■ **EXTRACT**:
Looking for projects that use Ecto. Purpose: to improve and document a testing library

I’m currently a fair way into a project to produce a flexible domain-specific language for testing code that uses Ecto. The “elevator pitch” is:

It’s easier to write product code that uses Ecto than it is to test that code. It should be the other way around.

EctoTestDSL (catchy, huh?) was originally designed for my own (idiosyncratic) use of Ecto, but I’ve been generalizing it to support other styles. To do that, I need more examples of other styles. So:

Do you know of a well-tested project that uses Ecto? I would like to fork it and rewrite the tests. Note: I don’t expect project owners to switch over to EctoTestDSL. I do expect to use the forks as examples in the documentation about how to adopt/adapt the library.


If you’re curious about the library, see WHY.md. It’s 1000 words, with this structure:

Why an Ecto Test DSL?

  • A minimal example
  • Concise and repeated assertions
  • Workflows define what gets done and what gets checked
  • Associations and foreign keys
  • Generating test data for ordinary ExUnit tests
  • Summary

Here’s an example that shows off some features without explaining them.

  use EctoTestDSL.Variants.PhoenixGranular.Insert
  
  def create_test_data do 
    start(
      module_under_test: Schemas.Animal,
      repo: App.Repo
    ) |>

    field_transformations(
      as_cast: [:name, :notes, :lock_uuid, :species_id]
    ) |>

    workflow(                                 :success,
      note_free: [params(name: "Bossie",
                         notes: "",
                         species_id: id_of(bovine: Insert.Species))
                 ],

      with_notes: [params_like(:note_free, except: [notes: "gelding"])]
    ) |>

    workflow(                                :constraint_error,
       duplicate_name: [
         insert_twice(:note_free),
         constraint_changeset(error: [name: "has already been taken"])
       ]
    )

On the subject of Ecto being hard to test: I think people often make the mistake of trying to create records in the database independent of their context modules, and so they are constantly needing to create complex “factory like” utilities to create the desired records.

■ **SUPPLIED ENTRIES**:
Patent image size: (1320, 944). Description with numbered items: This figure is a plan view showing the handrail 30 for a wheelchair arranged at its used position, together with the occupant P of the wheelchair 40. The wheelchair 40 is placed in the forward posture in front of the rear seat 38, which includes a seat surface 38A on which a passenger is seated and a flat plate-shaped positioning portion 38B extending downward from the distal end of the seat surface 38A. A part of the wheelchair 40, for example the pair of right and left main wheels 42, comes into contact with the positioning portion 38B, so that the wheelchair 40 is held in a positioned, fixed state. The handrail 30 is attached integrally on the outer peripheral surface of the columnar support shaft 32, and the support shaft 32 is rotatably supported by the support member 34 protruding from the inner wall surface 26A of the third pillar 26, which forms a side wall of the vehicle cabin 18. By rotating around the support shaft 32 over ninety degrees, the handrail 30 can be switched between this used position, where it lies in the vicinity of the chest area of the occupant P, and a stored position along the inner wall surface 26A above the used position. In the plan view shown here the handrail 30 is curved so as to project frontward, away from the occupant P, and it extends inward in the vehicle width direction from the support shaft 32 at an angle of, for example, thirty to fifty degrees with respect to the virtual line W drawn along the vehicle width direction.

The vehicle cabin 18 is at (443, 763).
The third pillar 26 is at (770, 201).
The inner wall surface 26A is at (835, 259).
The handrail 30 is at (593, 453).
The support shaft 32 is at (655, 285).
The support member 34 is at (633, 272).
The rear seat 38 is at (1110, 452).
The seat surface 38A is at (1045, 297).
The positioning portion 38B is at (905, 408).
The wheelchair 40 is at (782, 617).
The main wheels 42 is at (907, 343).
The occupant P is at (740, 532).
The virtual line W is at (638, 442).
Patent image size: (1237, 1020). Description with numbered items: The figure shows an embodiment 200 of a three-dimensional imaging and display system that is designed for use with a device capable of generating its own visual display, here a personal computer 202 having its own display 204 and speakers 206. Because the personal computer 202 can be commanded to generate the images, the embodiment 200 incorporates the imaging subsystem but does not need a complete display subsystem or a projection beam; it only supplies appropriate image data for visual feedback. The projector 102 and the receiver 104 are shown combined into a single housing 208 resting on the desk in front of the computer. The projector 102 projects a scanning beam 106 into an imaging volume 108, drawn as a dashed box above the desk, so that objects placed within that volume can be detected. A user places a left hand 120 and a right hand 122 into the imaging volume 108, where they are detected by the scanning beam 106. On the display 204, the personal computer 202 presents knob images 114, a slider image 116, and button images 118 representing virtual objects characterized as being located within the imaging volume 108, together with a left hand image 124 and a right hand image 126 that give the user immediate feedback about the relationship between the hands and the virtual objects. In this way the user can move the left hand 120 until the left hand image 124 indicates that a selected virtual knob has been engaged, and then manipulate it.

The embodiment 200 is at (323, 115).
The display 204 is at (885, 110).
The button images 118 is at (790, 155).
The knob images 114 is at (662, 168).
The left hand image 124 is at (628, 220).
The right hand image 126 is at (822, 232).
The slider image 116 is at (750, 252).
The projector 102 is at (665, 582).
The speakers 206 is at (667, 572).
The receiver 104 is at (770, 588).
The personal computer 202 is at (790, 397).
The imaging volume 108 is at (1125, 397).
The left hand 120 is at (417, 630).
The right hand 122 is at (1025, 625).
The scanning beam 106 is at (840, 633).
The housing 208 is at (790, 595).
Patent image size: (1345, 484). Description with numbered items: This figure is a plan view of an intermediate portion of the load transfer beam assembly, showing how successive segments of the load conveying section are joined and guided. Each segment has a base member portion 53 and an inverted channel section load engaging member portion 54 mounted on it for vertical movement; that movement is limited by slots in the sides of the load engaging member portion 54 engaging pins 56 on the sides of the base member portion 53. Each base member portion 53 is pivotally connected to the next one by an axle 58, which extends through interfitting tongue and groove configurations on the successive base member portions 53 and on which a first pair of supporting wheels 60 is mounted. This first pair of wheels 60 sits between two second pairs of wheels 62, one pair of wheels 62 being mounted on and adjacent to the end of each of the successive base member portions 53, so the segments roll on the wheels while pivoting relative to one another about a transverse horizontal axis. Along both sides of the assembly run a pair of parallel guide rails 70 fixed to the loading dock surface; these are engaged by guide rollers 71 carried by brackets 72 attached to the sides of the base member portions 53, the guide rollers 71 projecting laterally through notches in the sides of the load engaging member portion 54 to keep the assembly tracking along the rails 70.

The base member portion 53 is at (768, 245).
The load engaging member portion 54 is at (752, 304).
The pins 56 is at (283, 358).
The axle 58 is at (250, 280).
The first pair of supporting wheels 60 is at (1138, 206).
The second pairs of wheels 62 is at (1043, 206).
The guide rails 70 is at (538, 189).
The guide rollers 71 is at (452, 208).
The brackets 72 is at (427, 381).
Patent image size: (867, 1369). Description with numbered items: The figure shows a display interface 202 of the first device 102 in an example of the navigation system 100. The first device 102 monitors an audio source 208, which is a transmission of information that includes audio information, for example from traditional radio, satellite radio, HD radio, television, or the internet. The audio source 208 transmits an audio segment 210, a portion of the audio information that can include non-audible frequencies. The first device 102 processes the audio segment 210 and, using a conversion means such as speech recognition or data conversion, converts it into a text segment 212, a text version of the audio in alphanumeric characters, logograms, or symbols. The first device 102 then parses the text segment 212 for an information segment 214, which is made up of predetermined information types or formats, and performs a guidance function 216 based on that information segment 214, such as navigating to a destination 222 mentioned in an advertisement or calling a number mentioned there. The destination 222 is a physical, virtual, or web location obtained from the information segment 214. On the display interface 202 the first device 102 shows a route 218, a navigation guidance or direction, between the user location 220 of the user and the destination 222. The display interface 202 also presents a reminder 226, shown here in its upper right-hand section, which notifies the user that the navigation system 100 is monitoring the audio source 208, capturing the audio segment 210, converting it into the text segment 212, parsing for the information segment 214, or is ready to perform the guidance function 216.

■ **EXERCISE REQUIREMENTS**:
- A) Answer these questions about the EctoTestDSL post:
(i) How many words long is WHY.md?
(ii) What value is given for repo in the example code?
(iii) What error text does the example expect for a duplicate name?
- B) Repeat the part of the EctoTestDSL post starting with "Do you know" and going on through "Ecto Test DSL?".
The entries come from a different source than the text.

■ **ANSWERS TO THE EXERCISE**:
- A)
(i) 1000 words
(ii) App.Repo
(iii) "has already been taken"

- B)
Do you know of a well-tested project that uses Ecto? I would like to fork it and rewrite the tests. Note: I don’t expect project owners to switch over to EctoTestDSL. I do expect to use the forks as examples in the documentation about how to adopt/adapt the library.


If you’re curious about the library, see WHY.md. It’s 1000 words, with this structure:

Why an Ecto Test DSL?